■ Work to do
All lines in the data bearing the string "text" should be identified and copied.
***** Material for this task
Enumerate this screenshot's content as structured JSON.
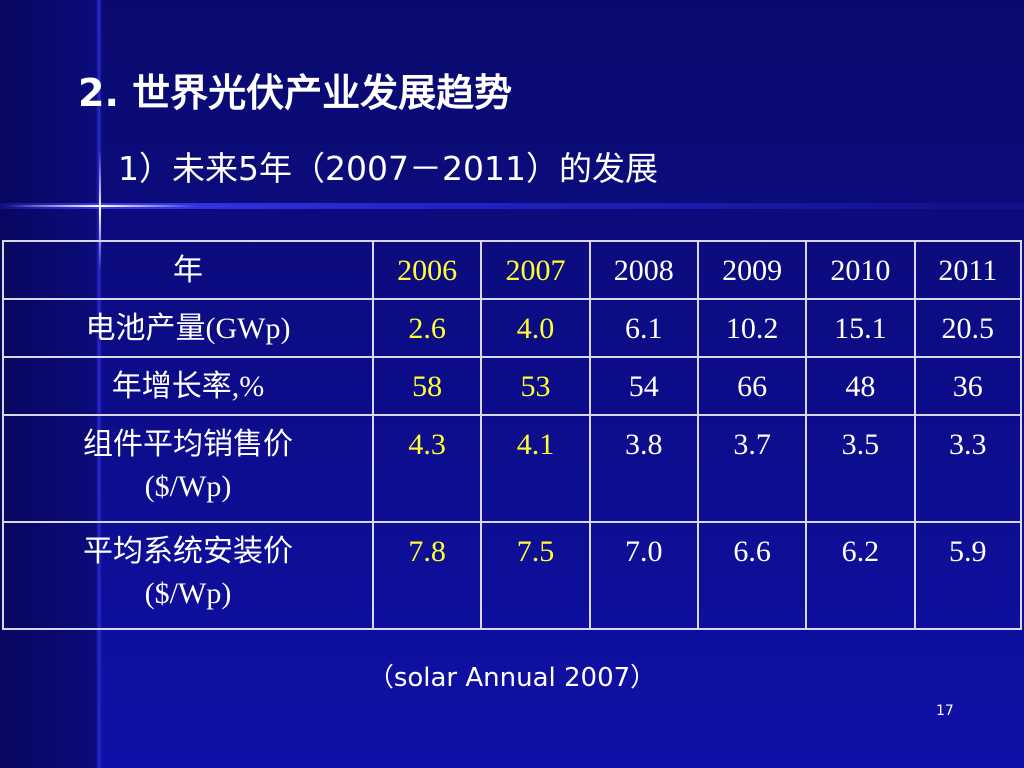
{
  "slide": {
    "title": "2. 世界光伏产业发展趋势",
    "subtitle": "1）未来5年（2007－2011）的发展",
    "source": "（solar Annual 2007）",
    "page_number": "17",
    "colors": {
      "background": "#0c0c86",
      "text": "#ffffff",
      "highlight": "#ffff33",
      "border": "#d8d8e8"
    }
  },
  "table": {
    "header": {
      "label": "年",
      "years": [
        "2006",
        "2007",
        "2008",
        "2009",
        "2010",
        "2011"
      ]
    },
    "rows": [
      {
        "label_lines": [
          "电池产量(GWp)"
        ],
        "values": [
          "2.6",
          "4.0",
          "6.1",
          "10.2",
          "15.1",
          "20.5"
        ]
      },
      {
        "label_lines": [
          "年增长率,%"
        ],
        "values": [
          "58",
          "53",
          "54",
          "66",
          "48",
          "36"
        ]
      },
      {
        "label_lines": [
          "组件平均销售价",
          "($/Wp)"
        ],
        "values": [
          "4.3",
          "4.1",
          "3.8",
          "3.7",
          "3.5",
          "3.3"
        ]
      },
      {
        "label_lines": [
          "平均系统安装价",
          "($/Wp)"
        ],
        "values": [
          "7.8",
          "7.5",
          "7.0",
          "6.6",
          "6.2",
          "5.9"
        ]
      }
    ]
  }
}
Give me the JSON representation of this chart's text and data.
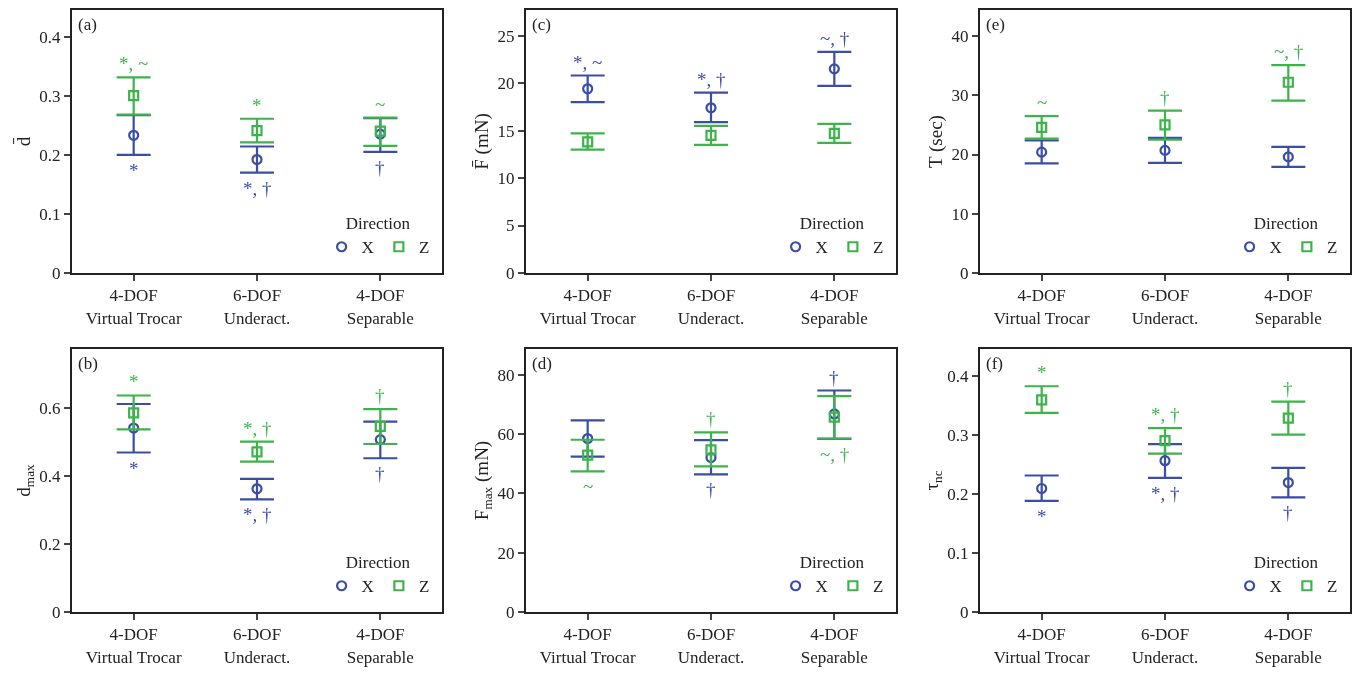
{
  "chart_data": [
    {
      "type": "scatter",
      "ylabel": "d̄",
      "categories": [
        "4-DOF\nVirtual Trocar",
        "6-DOF\nUnderact.",
        "4-DOF\nSeparable"
      ],
      "ylim": [
        0,
        0.445
      ],
      "yticks": [
        0,
        0.1,
        0.2,
        0.3,
        0.4
      ],
      "grid": false,
      "legend": "bottom right",
      "legend_title": "Direction",
      "series": [
        {
          "name": "X",
          "color": "#3b4ea6",
          "marker": "circle",
          "values": [
            0.233,
            0.192,
            0.235
          ],
          "errors": [
            [
              0.2,
              0.267
            ],
            [
              0.17,
              0.214
            ],
            [
              0.205,
              0.262
            ]
          ],
          "value_labels": [
            "*",
            "*, †",
            "†"
          ]
        },
        {
          "name": "Z",
          "color": "#3cb44a",
          "marker": "square",
          "values": [
            0.3,
            0.241,
            0.24
          ],
          "errors": [
            [
              0.268,
              0.331
            ],
            [
              0.221,
              0.261
            ],
            [
              0.215,
              0.263
            ]
          ],
          "value_labels": [
            "*, ~",
            "*",
            "~"
          ]
        }
      ],
      "annotations": [
        "(a)"
      ]
    },
    {
      "type": "scatter",
      "ylabel": "F̄ (mN)",
      "categories": [
        "4-DOF\nVirtual Trocar",
        "6-DOF\nUnderact.",
        "4-DOF\nSeparable"
      ],
      "ylim": [
        0,
        27.7
      ],
      "yticks": [
        0,
        5,
        10,
        15,
        20,
        25
      ],
      "grid": false,
      "legend": "bottom right",
      "legend_title": "Direction",
      "series": [
        {
          "name": "X",
          "color": "#3b4ea6",
          "marker": "circle",
          "values": [
            19.4,
            17.4,
            21.5
          ],
          "errors": [
            [
              18.0,
              20.8
            ],
            [
              15.9,
              19.0
            ],
            [
              19.7,
              23.3
            ]
          ],
          "value_labels": [
            "*, ~",
            "*, †",
            "~, †"
          ]
        },
        {
          "name": "Z",
          "color": "#3cb44a",
          "marker": "square",
          "values": [
            13.8,
            14.5,
            14.7
          ],
          "errors": [
            [
              13.0,
              14.7
            ],
            [
              13.5,
              15.5
            ],
            [
              13.7,
              15.7
            ]
          ]
        }
      ],
      "annotations": [
        "(c)"
      ]
    },
    {
      "type": "scatter",
      "ylabel": "T (sec)",
      "categories": [
        "4-DOF\nVirtual Trocar",
        "6-DOF\nUnderact.",
        "4-DOF\nSeparable"
      ],
      "ylim": [
        0,
        44.4
      ],
      "yticks": [
        0,
        10,
        20,
        30,
        40
      ],
      "grid": false,
      "legend": "bottom right",
      "legend_title": "Direction",
      "series": [
        {
          "name": "X",
          "color": "#3b4ea6",
          "marker": "circle",
          "values": [
            20.4,
            20.7,
            19.6
          ],
          "errors": [
            [
              18.5,
              22.4
            ],
            [
              18.6,
              22.8
            ],
            [
              17.9,
              21.3
            ]
          ]
        },
        {
          "name": "Z",
          "color": "#3cb44a",
          "marker": "square",
          "values": [
            24.6,
            25.0,
            32.2
          ],
          "errors": [
            [
              22.7,
              26.5
            ],
            [
              22.5,
              27.4
            ],
            [
              29.1,
              35.1
            ]
          ],
          "value_labels": [
            "~",
            "†",
            "~, †"
          ]
        }
      ],
      "annotations": [
        "(e)"
      ]
    },
    {
      "type": "scatter",
      "ylabel": "d$_{max}$",
      "categories": [
        "4-DOF\nVirtual Trocar",
        "6-DOF\nUnderact.",
        "4-DOF\nSeparable"
      ],
      "ylim": [
        0,
        0.775
      ],
      "yticks": [
        0,
        0.2,
        0.4,
        0.6
      ],
      "grid": false,
      "legend": "bottom right",
      "legend_title": "Direction",
      "series": [
        {
          "name": "X",
          "color": "#3b4ea6",
          "marker": "circle",
          "values": [
            0.542,
            0.363,
            0.508
          ],
          "errors": [
            [
              0.47,
              0.613
            ],
            [
              0.332,
              0.392
            ],
            [
              0.453,
              0.561
            ]
          ],
          "value_labels": [
            "*",
            "*, †",
            "†"
          ]
        },
        {
          "name": "Z",
          "color": "#3cb44a",
          "marker": "square",
          "values": [
            0.587,
            0.472,
            0.547
          ],
          "errors": [
            [
              0.538,
              0.638
            ],
            [
              0.443,
              0.502
            ],
            [
              0.495,
              0.598
            ]
          ],
          "value_labels": [
            "*",
            "*, †",
            "†"
          ]
        }
      ],
      "annotations": [
        "(b)"
      ]
    },
    {
      "type": "scatter",
      "ylabel": "F$_{max}$ (mN)",
      "categories": [
        "4-DOF\nVirtual Trocar",
        "6-DOF\nUnderact.",
        "4-DOF\nSeparable"
      ],
      "ylim": [
        0,
        88.7
      ],
      "yticks": [
        0,
        20,
        40,
        60,
        80
      ],
      "grid": false,
      "legend": "bottom right",
      "legend_title": "Direction",
      "series": [
        {
          "name": "X",
          "color": "#3b4ea6",
          "marker": "circle",
          "values": [
            58.5,
            52.1,
            66.8
          ],
          "errors": [
            [
              52.4,
              64.6
            ],
            [
              46.4,
              58.0
            ],
            [
              58.4,
              74.7
            ]
          ],
          "value_labels": [
            null,
            "†",
            "†"
          ]
        },
        {
          "name": "Z",
          "color": "#3cb44a",
          "marker": "square",
          "values": [
            52.9,
            54.7,
            65.7
          ],
          "errors": [
            [
              47.4,
              58.1
            ],
            [
              49.1,
              60.6
            ],
            [
              58.5,
              72.8
            ]
          ],
          "value_labels": [
            "~",
            "†",
            "~, †"
          ]
        }
      ],
      "annotations": [
        "(d)"
      ]
    },
    {
      "type": "scatter",
      "ylabel": "τ$_{nc}$",
      "categories": [
        "4-DOF\nVirtual Trocar",
        "6-DOF\nUnderact.",
        "4-DOF\nSeparable"
      ],
      "ylim": [
        0,
        0.445
      ],
      "yticks": [
        0,
        0.1,
        0.2,
        0.3,
        0.4
      ],
      "grid": false,
      "legend": "bottom right",
      "legend_title": "Direction",
      "series": [
        {
          "name": "X",
          "color": "#3b4ea6",
          "marker": "circle",
          "values": [
            0.209,
            0.256,
            0.219
          ],
          "errors": [
            [
              0.188,
              0.231
            ],
            [
              0.227,
              0.284
            ],
            [
              0.194,
              0.244
            ]
          ],
          "value_labels": [
            "*",
            "*, †",
            "†"
          ]
        },
        {
          "name": "Z",
          "color": "#3cb44a",
          "marker": "square",
          "values": [
            0.359,
            0.29,
            0.328
          ],
          "errors": [
            [
              0.337,
              0.382
            ],
            [
              0.268,
              0.311
            ],
            [
              0.3,
              0.356
            ]
          ],
          "value_labels": [
            "*",
            "*, †",
            "†"
          ]
        }
      ],
      "annotations": [
        "(f)"
      ]
    }
  ]
}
**********
■ Final result
      "text": "#ffffff",
Give me the JSON representation of this chart's text and data.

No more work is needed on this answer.